## Task to carry out
Quote the data below in full, minus the images.

--- Data listing ---

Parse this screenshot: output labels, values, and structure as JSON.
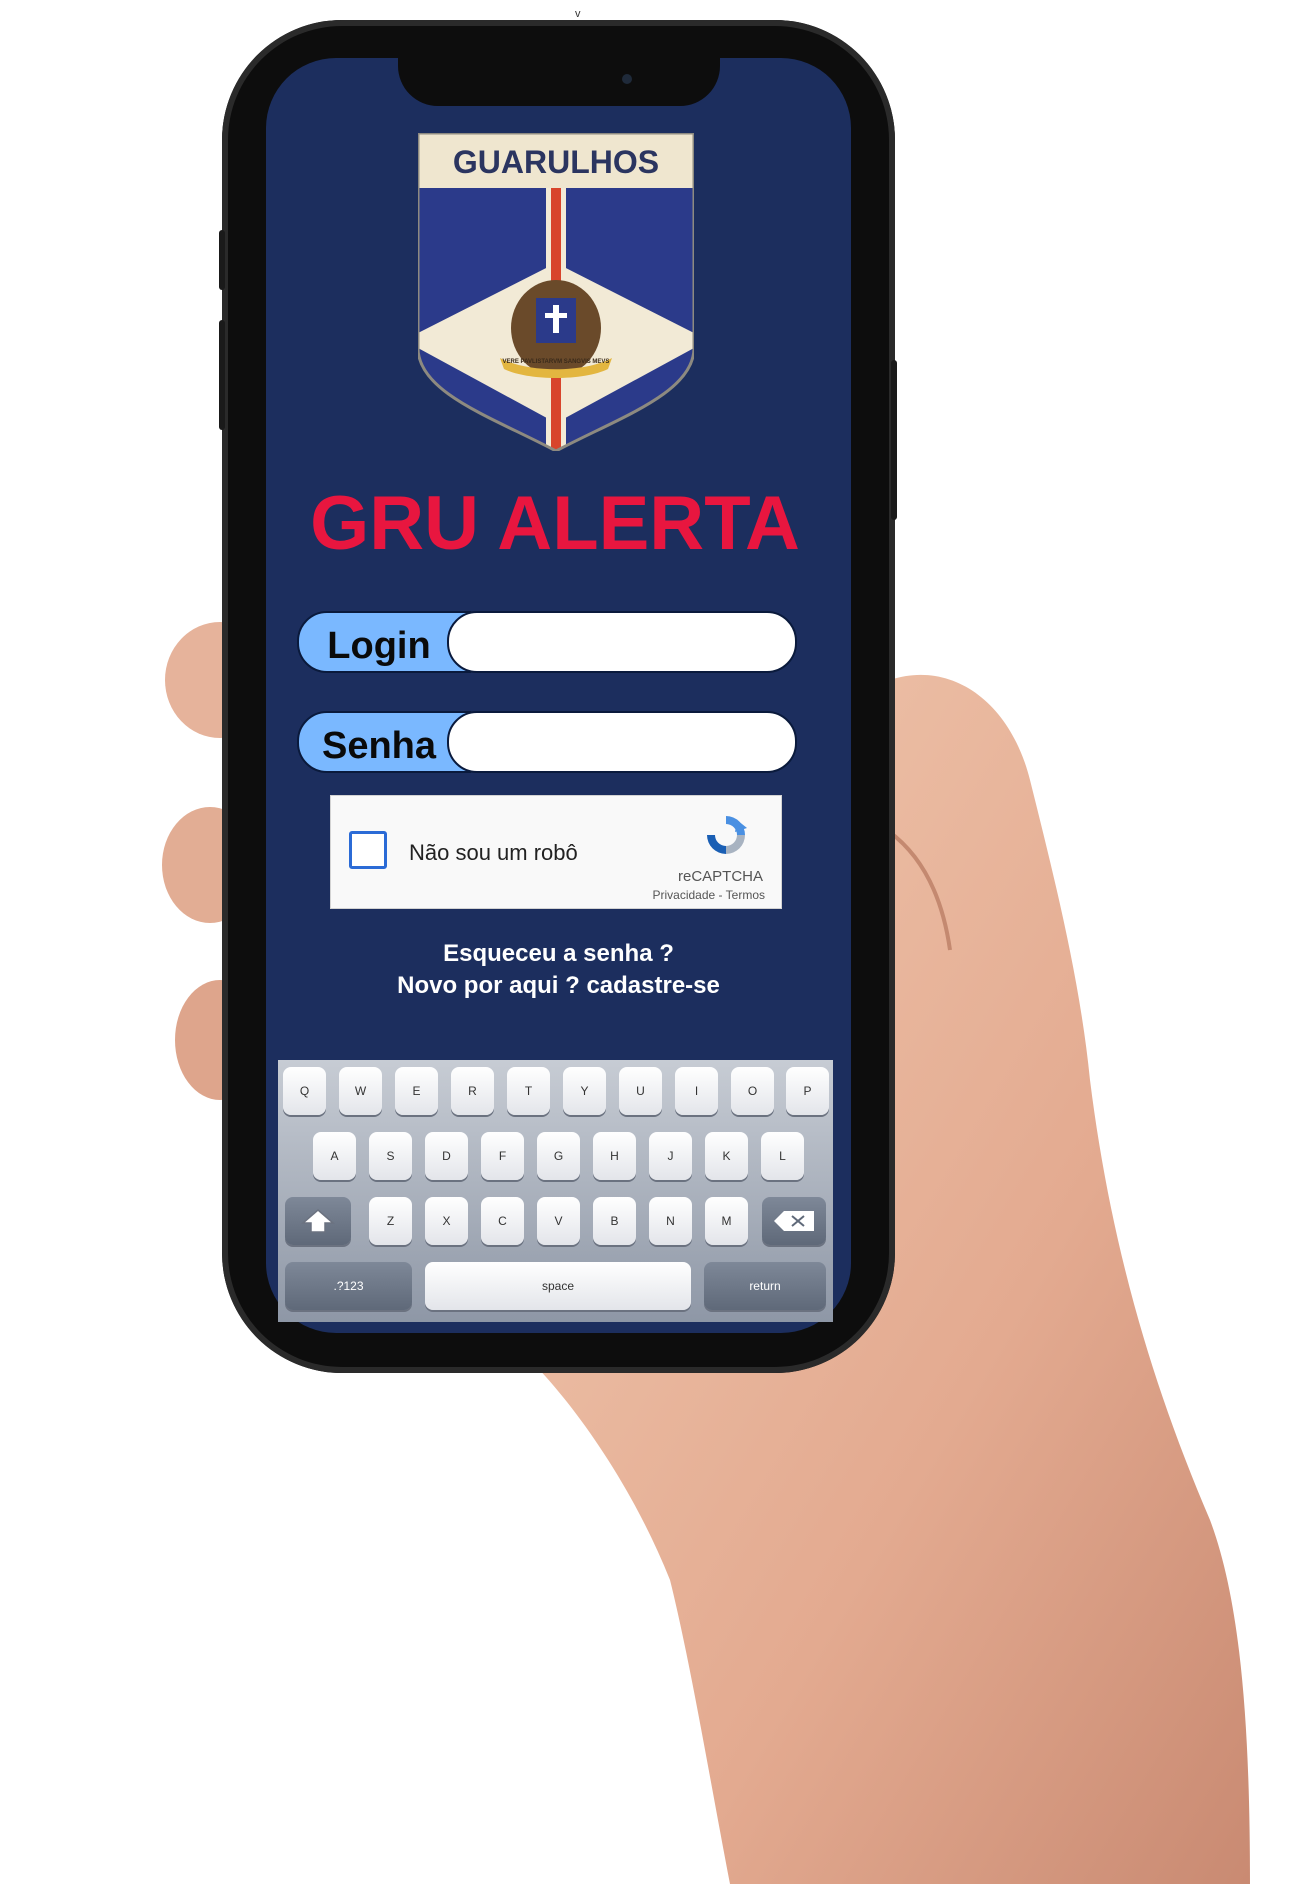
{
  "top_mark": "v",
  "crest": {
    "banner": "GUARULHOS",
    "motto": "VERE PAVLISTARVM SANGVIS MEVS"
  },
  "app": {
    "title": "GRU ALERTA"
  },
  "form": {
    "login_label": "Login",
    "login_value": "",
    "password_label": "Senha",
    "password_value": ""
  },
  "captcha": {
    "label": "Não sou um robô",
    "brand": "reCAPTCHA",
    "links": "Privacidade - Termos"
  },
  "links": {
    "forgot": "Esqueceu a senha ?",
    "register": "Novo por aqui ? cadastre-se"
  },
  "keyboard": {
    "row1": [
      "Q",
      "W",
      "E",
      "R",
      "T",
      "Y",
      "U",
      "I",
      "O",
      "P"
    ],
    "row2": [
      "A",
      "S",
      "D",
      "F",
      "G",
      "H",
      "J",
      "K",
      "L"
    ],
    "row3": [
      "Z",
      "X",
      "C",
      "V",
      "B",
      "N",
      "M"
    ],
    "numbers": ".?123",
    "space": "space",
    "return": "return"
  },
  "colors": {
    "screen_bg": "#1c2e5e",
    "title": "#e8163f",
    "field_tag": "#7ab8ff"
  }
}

---

## Task solution
Parse this screenshot: output labels, values, and structure as JSON.
{
  "top_mark": "v",
  "crest": {
    "banner": "GUARULHOS",
    "motto": "VERE PAVLISTARVM SANGVIS MEVS"
  },
  "app": {
    "title": "GRU ALERTA"
  },
  "form": {
    "login_label": "Login",
    "login_value": "",
    "password_label": "Senha",
    "password_value": ""
  },
  "captcha": {
    "label": "Não sou um robô",
    "brand": "reCAPTCHA",
    "links": "Privacidade - Termos"
  },
  "links": {
    "forgot": "Esqueceu a senha ?",
    "register": "Novo por aqui ? cadastre-se"
  },
  "keyboard": {
    "row1": [
      "Q",
      "W",
      "E",
      "R",
      "T",
      "Y",
      "U",
      "I",
      "O",
      "P"
    ],
    "row2": [
      "A",
      "S",
      "D",
      "F",
      "G",
      "H",
      "J",
      "K",
      "L"
    ],
    "row3": [
      "Z",
      "X",
      "C",
      "V",
      "B",
      "N",
      "M"
    ],
    "numbers": ".?123",
    "space": "space",
    "return": "return"
  },
  "colors": {
    "screen_bg": "#1c2e5e",
    "title": "#e8163f",
    "field_tag": "#7ab8ff"
  }
}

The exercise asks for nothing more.